§ **Exercise prompt**: Set out every line bearing the string "Абхазское".

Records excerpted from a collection
......

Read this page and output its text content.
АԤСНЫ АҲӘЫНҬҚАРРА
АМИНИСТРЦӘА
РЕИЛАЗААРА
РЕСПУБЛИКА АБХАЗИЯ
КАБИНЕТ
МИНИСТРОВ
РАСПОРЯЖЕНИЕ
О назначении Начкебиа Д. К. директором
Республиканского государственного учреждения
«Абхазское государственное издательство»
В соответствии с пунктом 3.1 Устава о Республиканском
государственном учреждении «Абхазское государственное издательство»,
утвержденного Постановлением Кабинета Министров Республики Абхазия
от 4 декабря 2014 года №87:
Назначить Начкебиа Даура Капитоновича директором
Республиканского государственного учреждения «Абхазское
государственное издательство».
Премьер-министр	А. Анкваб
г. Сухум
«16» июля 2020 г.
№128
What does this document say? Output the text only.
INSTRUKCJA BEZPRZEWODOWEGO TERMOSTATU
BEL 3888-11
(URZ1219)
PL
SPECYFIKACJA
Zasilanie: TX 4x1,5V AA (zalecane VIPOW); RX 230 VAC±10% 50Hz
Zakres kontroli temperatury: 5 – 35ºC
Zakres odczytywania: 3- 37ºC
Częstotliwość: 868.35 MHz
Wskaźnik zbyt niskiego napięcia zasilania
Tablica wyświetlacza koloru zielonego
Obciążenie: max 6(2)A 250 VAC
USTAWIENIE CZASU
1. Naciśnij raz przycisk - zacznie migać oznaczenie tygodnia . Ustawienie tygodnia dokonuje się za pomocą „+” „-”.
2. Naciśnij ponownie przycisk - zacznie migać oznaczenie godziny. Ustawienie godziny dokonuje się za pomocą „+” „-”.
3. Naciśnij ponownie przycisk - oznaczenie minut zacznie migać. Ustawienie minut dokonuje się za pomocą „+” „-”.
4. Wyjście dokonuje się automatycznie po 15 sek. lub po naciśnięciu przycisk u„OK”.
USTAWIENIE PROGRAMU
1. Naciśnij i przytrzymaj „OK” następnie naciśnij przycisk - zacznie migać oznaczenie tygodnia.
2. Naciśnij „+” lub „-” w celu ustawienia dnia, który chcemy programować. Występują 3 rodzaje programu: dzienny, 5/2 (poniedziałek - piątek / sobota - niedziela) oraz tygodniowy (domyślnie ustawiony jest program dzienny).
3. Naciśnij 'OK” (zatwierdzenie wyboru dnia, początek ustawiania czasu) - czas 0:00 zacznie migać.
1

......

§ **The result**:
«Абхазское государственное издательство»
государственном учреждении «Абхазское государственное издательство»,
Республиканского государственного учреждения «Абхазское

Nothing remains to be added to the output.